GIVEN EXERCISE: Quote all of the data below exactly, please.

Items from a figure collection
"""

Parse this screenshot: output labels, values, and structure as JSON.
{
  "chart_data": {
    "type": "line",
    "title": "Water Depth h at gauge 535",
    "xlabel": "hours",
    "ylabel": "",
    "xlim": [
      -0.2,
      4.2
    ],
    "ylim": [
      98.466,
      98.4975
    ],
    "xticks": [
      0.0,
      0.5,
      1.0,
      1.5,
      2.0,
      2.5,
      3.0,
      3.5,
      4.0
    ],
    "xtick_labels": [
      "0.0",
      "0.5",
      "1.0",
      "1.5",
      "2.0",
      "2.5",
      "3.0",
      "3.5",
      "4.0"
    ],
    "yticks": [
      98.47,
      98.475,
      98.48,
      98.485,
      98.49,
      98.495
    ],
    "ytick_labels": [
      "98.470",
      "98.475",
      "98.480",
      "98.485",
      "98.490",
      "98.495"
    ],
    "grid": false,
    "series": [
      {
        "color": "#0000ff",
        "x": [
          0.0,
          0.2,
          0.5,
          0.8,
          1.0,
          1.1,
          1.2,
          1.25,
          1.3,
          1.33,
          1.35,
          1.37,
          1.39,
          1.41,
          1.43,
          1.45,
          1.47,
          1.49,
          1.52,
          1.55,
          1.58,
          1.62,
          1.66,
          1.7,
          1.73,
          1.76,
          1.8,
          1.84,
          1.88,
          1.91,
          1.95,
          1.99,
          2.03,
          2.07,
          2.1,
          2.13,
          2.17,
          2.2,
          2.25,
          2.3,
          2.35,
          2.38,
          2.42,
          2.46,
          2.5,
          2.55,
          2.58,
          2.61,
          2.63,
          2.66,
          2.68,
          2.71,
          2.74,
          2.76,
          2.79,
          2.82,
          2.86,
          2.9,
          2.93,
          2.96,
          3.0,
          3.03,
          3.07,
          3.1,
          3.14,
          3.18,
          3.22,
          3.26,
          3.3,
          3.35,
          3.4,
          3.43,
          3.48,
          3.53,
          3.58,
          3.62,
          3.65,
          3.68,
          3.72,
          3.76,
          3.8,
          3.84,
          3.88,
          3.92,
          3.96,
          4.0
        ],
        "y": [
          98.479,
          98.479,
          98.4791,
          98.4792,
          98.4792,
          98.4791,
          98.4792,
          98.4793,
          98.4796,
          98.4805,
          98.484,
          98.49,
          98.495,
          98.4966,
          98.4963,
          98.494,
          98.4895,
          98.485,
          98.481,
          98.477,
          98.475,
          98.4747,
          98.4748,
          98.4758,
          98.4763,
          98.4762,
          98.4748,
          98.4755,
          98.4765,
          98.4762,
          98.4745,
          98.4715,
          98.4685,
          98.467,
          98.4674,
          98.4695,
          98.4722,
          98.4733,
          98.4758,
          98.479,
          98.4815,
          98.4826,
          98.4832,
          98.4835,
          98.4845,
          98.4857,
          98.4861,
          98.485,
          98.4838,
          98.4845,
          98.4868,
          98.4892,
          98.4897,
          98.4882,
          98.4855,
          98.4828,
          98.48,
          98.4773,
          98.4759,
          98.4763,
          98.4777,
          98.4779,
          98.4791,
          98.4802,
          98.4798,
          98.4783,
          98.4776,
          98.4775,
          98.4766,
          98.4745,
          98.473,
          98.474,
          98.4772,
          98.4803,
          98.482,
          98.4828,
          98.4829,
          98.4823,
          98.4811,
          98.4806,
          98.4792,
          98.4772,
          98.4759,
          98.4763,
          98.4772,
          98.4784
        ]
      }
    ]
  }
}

"""

WRITTEN ANSWER:
Parse this screenshot: output labels, values, and structure as JSON.
{
  "chart_data": {
    "type": "line",
    "title": "Water Depth h at gauge 535",
    "xlabel": "hours",
    "ylabel": "",
    "xlim": [
      -0.2,
      4.2
    ],
    "ylim": [
      98.466,
      98.4975
    ],
    "xticks": [
      0.0,
      0.5,
      1.0,
      1.5,
      2.0,
      2.5,
      3.0,
      3.5,
      4.0
    ],
    "xtick_labels": [
      "0.0",
      "0.5",
      "1.0",
      "1.5",
      "2.0",
      "2.5",
      "3.0",
      "3.5",
      "4.0"
    ],
    "yticks": [
      98.47,
      98.475,
      98.48,
      98.485,
      98.49,
      98.495
    ],
    "ytick_labels": [
      "98.470",
      "98.475",
      "98.480",
      "98.485",
      "98.490",
      "98.495"
    ],
    "grid": false,
    "series": [
      {
        "color": "#0000ff",
        "x": [
          0.0,
          0.2,
          0.5,
          0.8,
          1.0,
          1.1,
          1.2,
          1.25,
          1.3,
          1.33,
          1.35,
          1.37,
          1.39,
          1.41,
          1.43,
          1.45,
          1.47,
          1.49,
          1.52,
          1.55,
          1.58,
          1.62,
          1.66,
          1.7,
          1.73,
          1.76,
          1.8,
          1.84,
          1.88,
          1.91,
          1.95,
          1.99,
          2.03,
          2.07,
          2.1,
          2.13,
          2.17,
          2.2,
          2.25,
          2.3,
          2.35,
          2.38,
          2.42,
          2.46,
          2.5,
          2.55,
          2.58,
          2.61,
          2.63,
          2.66,
          2.68,
          2.71,
          2.74,
          2.76,
          2.79,
          2.82,
          2.86,
          2.9,
          2.93,
          2.96,
          3.0,
          3.03,
          3.07,
          3.1,
          3.14,
          3.18,
          3.22,
          3.26,
          3.3,
          3.35,
          3.4,
          3.43,
          3.48,
          3.53,
          3.58,
          3.62,
          3.65,
          3.68,
          3.72,
          3.76,
          3.8,
          3.84,
          3.88,
          3.92,
          3.96,
          4.0
        ],
        "y": [
          98.479,
          98.479,
          98.4791,
          98.4792,
          98.4792,
          98.4791,
          98.4792,
          98.4793,
          98.4796,
          98.4805,
          98.484,
          98.49,
          98.495,
          98.4966,
          98.4963,
          98.494,
          98.4895,
          98.485,
          98.481,
          98.477,
          98.475,
          98.4747,
          98.4748,
          98.4758,
          98.4763,
          98.4762,
          98.4748,
          98.4755,
          98.4765,
          98.4762,
          98.4745,
          98.4715,
          98.4685,
          98.467,
          98.4674,
          98.4695,
          98.4722,
          98.4733,
          98.4758,
          98.479,
          98.4815,
          98.4826,
          98.4832,
          98.4835,
          98.4845,
          98.4857,
          98.4861,
          98.485,
          98.4838,
          98.4845,
          98.4868,
          98.4892,
          98.4897,
          98.4882,
          98.4855,
          98.4828,
          98.48,
          98.4773,
          98.4759,
          98.4763,
          98.4777,
          98.4779,
          98.4791,
          98.4802,
          98.4798,
          98.4783,
          98.4776,
          98.4775,
          98.4766,
          98.4745,
          98.473,
          98.474,
          98.4772,
          98.4803,
          98.482,
          98.4828,
          98.4829,
          98.4823,
          98.4811,
          98.4806,
          98.4792,
          98.4772,
          98.4759,
          98.4763,
          98.4772,
          98.4784
        ]
      }
    ]
  }
}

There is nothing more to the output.